Texto para análise —

- - -

A Lei de Execução Penal brasileira determina que ao longo da pena, para pessoas privadas de liberdade, deve-se proporcionar condições para a reintegração social. No entanto, em entrevista ao Desenrola Aí, Erick Soares, egresso do sistema prisional, enfatiza a ausência dessas condições, durante e após o cumprimento da pena, dificultando o retorno dos ex-detentos à sociedade e acentuando os desafios e preconceitos enfrentados no processo de ressocialização.

“Um dos maiores obstáculos que encontrei foi o preconceito da sociedade. O preconceito está em todos os lugares e torna extremamente difícil se reintegrar no mercado de trabalho. Uma passagem pela justiça limita você. Não consegue um empréstimo, não consegue um financiamento, e ao procurar emprego, pedem atestado de antecedentes criminais, o que complica ainda mais.” Destaca Erik.

O Brasil ocupa o terceiro lugar no ranking mundial de países com a maior população carcerária, com mais de 832 mil pessoas privadas de liberdade. Uma pesquisa realizada pelo Datafolha, em 2016, a pedido do Fórum Brasileiro de Segurança Pública (FBSP) e divulgada no 10º Anuário Brasileiro de Segurança Pública, revelou que 57% da população brasileira acredita que “bandido bom é bandido morto”, 34% discordam da afirmação, 6% neutros e 3% não souberam responder.

- - -

Dados de entrada —
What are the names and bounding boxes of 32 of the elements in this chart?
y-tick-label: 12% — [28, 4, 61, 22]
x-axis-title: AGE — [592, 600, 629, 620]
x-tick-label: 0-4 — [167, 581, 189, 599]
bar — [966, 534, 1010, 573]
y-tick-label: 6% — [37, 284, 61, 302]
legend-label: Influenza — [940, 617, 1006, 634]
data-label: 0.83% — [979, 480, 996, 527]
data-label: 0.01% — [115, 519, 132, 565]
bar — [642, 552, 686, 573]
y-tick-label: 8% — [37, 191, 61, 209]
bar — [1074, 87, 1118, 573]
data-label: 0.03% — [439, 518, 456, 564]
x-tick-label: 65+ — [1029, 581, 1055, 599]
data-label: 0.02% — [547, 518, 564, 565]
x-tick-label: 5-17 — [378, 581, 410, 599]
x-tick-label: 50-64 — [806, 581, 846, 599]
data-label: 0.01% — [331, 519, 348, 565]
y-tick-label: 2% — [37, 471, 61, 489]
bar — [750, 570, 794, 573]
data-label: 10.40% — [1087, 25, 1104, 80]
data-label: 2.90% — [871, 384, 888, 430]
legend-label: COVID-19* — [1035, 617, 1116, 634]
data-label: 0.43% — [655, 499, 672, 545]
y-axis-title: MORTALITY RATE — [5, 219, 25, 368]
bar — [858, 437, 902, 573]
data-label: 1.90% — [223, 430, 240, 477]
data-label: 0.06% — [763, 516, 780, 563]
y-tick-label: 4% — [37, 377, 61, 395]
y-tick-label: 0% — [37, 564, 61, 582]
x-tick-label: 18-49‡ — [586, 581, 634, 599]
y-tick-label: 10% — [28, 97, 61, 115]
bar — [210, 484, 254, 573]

- - -

Tarefa 1 —
Responda, com base no texto sobre a reintegração de ex-detentos:
(a) O que a Lei de Execução Penal brasileira determina que se proporcione às pessoas privadas de liberdade ao longo da pena?
(b) Que documento é pedido ao egresso quando ele procura emprego, segundo o depoimento?
(c) Que posição o Brasil ocupa no ranking mundial de países com a maior população carcerária, e quantas pessoas estão privadas de liberdade no país?
Tarefa 2 — Prossiga o texto sobre a reintegração de ex-detentos a partir do último parágrafo apresentado, escrevendo a parte seguinte.

Resposta 1 —
(a) A lei determina que se proporcionem condições para a reintegração social.
(b) É pedido o atestado de antecedentes criminais.
(c) O Brasil ocupa o terceiro lugar, com mais de 832 mil pessoas privadas de liberdade.

Resposta 2 —
“O preconceito está estampado em todos os lugares. Muitas pessoas que passaram pelo sistema prisional querem uma oportunidade, mas não conseguem. Você colocar todo mundo na mesma caixinha, todo mundo como bandido, você vai criar uma fábrica de monstros”. Conclui Erik.

Longe do sistema carcerário, Erik Soares encontrou recomeço como empreendedor social, palestrante em escolas públicas, Fundação Casa e como ator, contracenando em séries como “Sintonia” e “DNA do crime”, da plataforma de streaming da Netflix.

Sobre o Desenrola Aí

Empreendedor Social, Erick Soares e a jornalista Thais Siqueira durante a gravação do Desenrola Aí. (Maio 2024). Foto: Pedro Oliveira. 

O Desenrola Aí é um programa quinzenal que visa trocar ideias com especialistas da quebrada, descomplicando assuntos relevantes, que afetam o cotidiano da população negra e periférica e os direitos humanos, que é a essência da nossa existência e convivência enquanto sociedade. O programa do Desenrola Aí tem como realização o Desenrola e Não Me Enrola e Fluxo Imagens.